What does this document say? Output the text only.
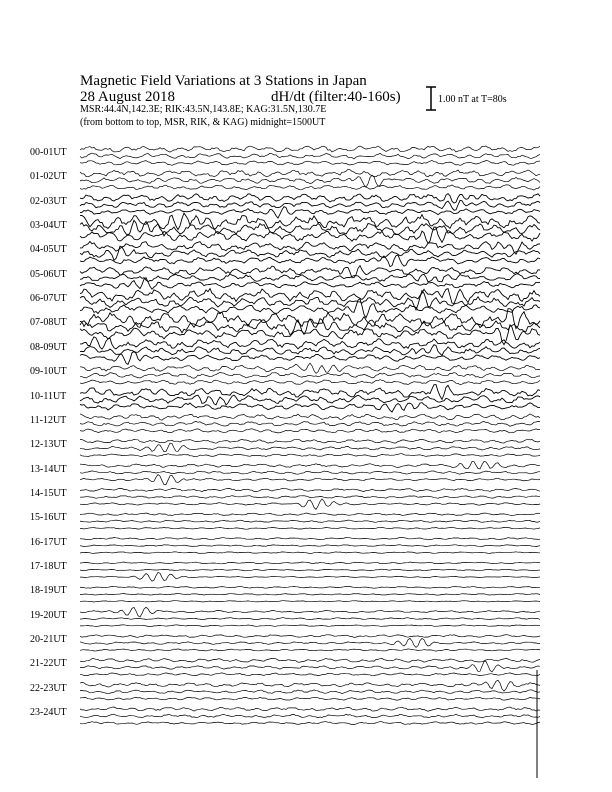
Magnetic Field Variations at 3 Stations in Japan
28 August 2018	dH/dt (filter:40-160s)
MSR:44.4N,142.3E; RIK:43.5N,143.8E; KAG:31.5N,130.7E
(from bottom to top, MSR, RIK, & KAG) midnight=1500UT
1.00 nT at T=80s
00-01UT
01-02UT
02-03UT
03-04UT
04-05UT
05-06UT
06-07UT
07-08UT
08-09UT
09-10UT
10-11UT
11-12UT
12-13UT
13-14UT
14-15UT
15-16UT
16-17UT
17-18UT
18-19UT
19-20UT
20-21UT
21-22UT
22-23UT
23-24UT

--------------------

Give every line above again exactly, with no pictures.

Response:
What does this document say? Output the text only.
Magnetic Field Variations at 3 Stations in Japan
28 August 2018	dH/dt (filter:40-160s)
MSR:44.4N,142.3E; RIK:43.5N,143.8E; KAG:31.5N,130.7E
(from bottom to top, MSR, RIK, & KAG) midnight=1500UT
1.00 nT at T=80s
00-01UT
01-02UT
02-03UT
03-04UT
04-05UT
05-06UT
06-07UT
07-08UT
08-09UT
09-10UT
10-11UT
11-12UT
12-13UT
13-14UT
14-15UT
15-16UT
16-17UT
17-18UT
18-19UT
19-20UT
20-21UT
21-22UT
22-23UT
23-24UT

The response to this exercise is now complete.